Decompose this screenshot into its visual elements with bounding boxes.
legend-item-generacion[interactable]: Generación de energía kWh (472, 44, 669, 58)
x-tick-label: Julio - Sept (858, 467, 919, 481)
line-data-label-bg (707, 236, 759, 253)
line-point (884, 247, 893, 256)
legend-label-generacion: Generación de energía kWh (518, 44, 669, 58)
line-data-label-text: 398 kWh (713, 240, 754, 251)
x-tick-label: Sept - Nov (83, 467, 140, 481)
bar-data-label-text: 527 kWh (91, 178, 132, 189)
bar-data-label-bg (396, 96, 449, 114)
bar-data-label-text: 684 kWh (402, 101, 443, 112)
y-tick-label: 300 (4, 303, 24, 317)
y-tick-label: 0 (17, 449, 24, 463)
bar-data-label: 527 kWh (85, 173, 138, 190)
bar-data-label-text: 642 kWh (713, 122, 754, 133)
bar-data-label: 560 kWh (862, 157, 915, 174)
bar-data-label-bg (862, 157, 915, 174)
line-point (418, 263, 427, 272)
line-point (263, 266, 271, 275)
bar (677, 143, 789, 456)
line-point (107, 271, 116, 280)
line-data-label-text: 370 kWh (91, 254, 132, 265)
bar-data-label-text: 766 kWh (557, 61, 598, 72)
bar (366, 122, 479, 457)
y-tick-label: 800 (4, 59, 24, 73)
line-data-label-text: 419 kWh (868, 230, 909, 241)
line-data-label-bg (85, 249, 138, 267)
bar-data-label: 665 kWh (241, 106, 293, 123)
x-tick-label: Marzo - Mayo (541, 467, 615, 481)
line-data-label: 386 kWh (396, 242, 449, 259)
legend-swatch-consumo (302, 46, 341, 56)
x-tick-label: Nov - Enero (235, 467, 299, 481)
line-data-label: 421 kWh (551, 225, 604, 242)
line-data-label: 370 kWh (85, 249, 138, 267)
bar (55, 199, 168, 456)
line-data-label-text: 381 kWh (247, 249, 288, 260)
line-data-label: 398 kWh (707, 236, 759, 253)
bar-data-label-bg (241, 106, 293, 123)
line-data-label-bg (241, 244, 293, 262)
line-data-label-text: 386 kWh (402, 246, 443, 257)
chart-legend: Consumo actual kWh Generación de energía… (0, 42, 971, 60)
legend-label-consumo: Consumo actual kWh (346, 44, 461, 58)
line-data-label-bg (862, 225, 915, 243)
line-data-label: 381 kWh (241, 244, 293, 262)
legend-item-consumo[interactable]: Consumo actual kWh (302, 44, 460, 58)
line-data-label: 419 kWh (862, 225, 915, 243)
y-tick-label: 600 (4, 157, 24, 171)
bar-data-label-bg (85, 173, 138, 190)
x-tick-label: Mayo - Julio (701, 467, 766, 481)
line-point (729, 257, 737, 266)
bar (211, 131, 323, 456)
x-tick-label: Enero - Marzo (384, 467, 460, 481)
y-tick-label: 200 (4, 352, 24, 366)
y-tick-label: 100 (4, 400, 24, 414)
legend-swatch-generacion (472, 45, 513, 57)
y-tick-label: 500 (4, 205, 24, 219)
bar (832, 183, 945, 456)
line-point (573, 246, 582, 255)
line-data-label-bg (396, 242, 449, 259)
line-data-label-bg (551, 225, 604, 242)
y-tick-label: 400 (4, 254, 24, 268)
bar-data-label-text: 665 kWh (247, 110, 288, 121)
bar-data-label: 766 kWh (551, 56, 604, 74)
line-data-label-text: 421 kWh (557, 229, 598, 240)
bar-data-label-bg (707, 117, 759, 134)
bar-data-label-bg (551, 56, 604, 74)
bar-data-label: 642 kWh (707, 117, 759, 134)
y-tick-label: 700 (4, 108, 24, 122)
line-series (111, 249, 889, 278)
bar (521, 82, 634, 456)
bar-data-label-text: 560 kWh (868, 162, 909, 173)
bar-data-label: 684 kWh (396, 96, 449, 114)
__________________________________________________
*EXERCISE OBJECTIVE*:
Rewrite everything from the start of the data down to the line containing "legend-label-generacion: Generación de", with "Julio - Sept" replaced by "Julio - Septiembre" and all else unchanged.

*TASK SOLUTION*:
Decompose this screenshot into its visual elements with bounding boxes.
legend-item-generacion[interactable]: Generación de energía kWh (472, 44, 669, 58)
x-tick-label: Julio - Septiembre (858, 467, 919, 481)
line-data-label-bg (707, 236, 759, 253)
line-point (884, 247, 893, 256)
legend-label-generacion: Generación de energía kWh (518, 44, 669, 58)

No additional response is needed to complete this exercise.